#### [Prompt]
Reproduce the material exactly, omitting nothing.

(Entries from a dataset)
◇ ◇ ◇
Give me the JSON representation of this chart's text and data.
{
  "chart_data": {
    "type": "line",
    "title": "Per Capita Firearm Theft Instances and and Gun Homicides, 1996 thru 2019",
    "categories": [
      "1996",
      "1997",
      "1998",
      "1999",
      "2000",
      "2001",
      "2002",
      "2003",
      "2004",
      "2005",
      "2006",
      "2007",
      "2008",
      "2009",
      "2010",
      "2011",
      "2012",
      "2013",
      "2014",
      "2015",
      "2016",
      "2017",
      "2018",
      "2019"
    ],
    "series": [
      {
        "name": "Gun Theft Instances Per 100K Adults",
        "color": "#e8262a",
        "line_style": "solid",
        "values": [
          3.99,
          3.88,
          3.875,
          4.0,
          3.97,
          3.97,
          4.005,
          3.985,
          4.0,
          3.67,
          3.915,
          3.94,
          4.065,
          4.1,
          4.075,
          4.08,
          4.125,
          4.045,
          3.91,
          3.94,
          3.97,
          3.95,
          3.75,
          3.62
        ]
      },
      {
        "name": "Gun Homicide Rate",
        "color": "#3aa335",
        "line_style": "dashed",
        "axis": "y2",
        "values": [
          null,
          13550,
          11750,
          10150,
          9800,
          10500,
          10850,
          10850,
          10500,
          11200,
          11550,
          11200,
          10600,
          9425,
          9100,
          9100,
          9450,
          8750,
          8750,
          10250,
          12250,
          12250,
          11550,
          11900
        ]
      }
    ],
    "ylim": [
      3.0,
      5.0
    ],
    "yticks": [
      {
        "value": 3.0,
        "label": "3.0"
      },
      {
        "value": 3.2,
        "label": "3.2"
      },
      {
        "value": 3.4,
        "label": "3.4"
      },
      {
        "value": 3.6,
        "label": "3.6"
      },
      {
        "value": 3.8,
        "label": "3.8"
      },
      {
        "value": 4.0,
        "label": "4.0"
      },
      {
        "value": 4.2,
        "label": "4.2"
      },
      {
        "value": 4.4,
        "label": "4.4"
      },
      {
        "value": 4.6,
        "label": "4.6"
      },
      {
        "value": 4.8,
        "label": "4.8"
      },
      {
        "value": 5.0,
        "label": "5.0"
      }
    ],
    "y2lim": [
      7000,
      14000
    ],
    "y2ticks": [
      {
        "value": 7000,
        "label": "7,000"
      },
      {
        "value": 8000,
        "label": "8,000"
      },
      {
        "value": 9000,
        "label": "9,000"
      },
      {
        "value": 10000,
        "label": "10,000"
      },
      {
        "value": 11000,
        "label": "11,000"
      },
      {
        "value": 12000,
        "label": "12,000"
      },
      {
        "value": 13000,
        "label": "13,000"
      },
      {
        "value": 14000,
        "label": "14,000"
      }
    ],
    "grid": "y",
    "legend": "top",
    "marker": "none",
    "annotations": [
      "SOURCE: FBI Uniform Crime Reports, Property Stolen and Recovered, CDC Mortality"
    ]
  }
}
◇ ◇ ◇
#### [Reply to the task]
Give me the JSON representation of this chart's text and data.
{
  "chart_data": {
    "type": "line",
    "title": "Per Capita Firearm Theft Instances and and Gun Homicides, 1996 thru 2019",
    "categories": [
      "1996",
      "1997",
      "1998",
      "1999",
      "2000",
      "2001",
      "2002",
      "2003",
      "2004",
      "2005",
      "2006",
      "2007",
      "2008",
      "2009",
      "2010",
      "2011",
      "2012",
      "2013",
      "2014",
      "2015",
      "2016",
      "2017",
      "2018",
      "2019"
    ],
    "series": [
      {
        "name": "Gun Theft Instances Per 100K Adults",
        "color": "#e8262a",
        "line_style": "solid",
        "values": [
          3.99,
          3.88,
          3.875,
          4.0,
          3.97,
          3.97,
          4.005,
          3.985,
          4.0,
          3.67,
          3.915,
          3.94,
          4.065,
          4.1,
          4.075,
          4.08,
          4.125,
          4.045,
          3.91,
          3.94,
          3.97,
          3.95,
          3.75,
          3.62
        ]
      },
      {
        "name": "Gun Homicide Rate",
        "color": "#3aa335",
        "line_style": "dashed",
        "axis": "y2",
        "values": [
          null,
          13550,
          11750,
          10150,
          9800,
          10500,
          10850,
          10850,
          10500,
          11200,
          11550,
          11200,
          10600,
          9425,
          9100,
          9100,
          9450,
          8750,
          8750,
          10250,
          12250,
          12250,
          11550,
          11900
        ]
      }
    ],
    "ylim": [
      3.0,
      5.0
    ],
    "yticks": [
      {
        "value": 3.0,
        "label": "3.0"
      },
      {
        "value": 3.2,
        "label": "3.2"
      },
      {
        "value": 3.4,
        "label": "3.4"
      },
      {
        "value": 3.6,
        "label": "3.6"
      },
      {
        "value": 3.8,
        "label": "3.8"
      },
      {
        "value": 4.0,
        "label": "4.0"
      },
      {
        "value": 4.2,
        "label": "4.2"
      },
      {
        "value": 4.4,
        "label": "4.4"
      },
      {
        "value": 4.6,
        "label": "4.6"
      },
      {
        "value": 4.8,
        "label": "4.8"
      },
      {
        "value": 5.0,
        "label": "5.0"
      }
    ],
    "y2lim": [
      7000,
      14000
    ],
    "y2ticks": [
      {
        "value": 7000,
        "label": "7,000"
      },
      {
        "value": 8000,
        "label": "8,000"
      },
      {
        "value": 9000,
        "label": "9,000"
      },
      {
        "value": 10000,
        "label": "10,000"
      },
      {
        "value": 11000,
        "label": "11,000"
      },
      {
        "value": 12000,
        "label": "12,000"
      },
      {
        "value": 13000,
        "label": "13,000"
      },
      {
        "value": 14000,
        "label": "14,000"
      }
    ],
    "grid": "y",
    "legend": "top",
    "marker": "none",
    "annotations": [
      "SOURCE: FBI Uniform Crime Reports, Property Stolen and Recovered, CDC Mortality"
    ]
  }
}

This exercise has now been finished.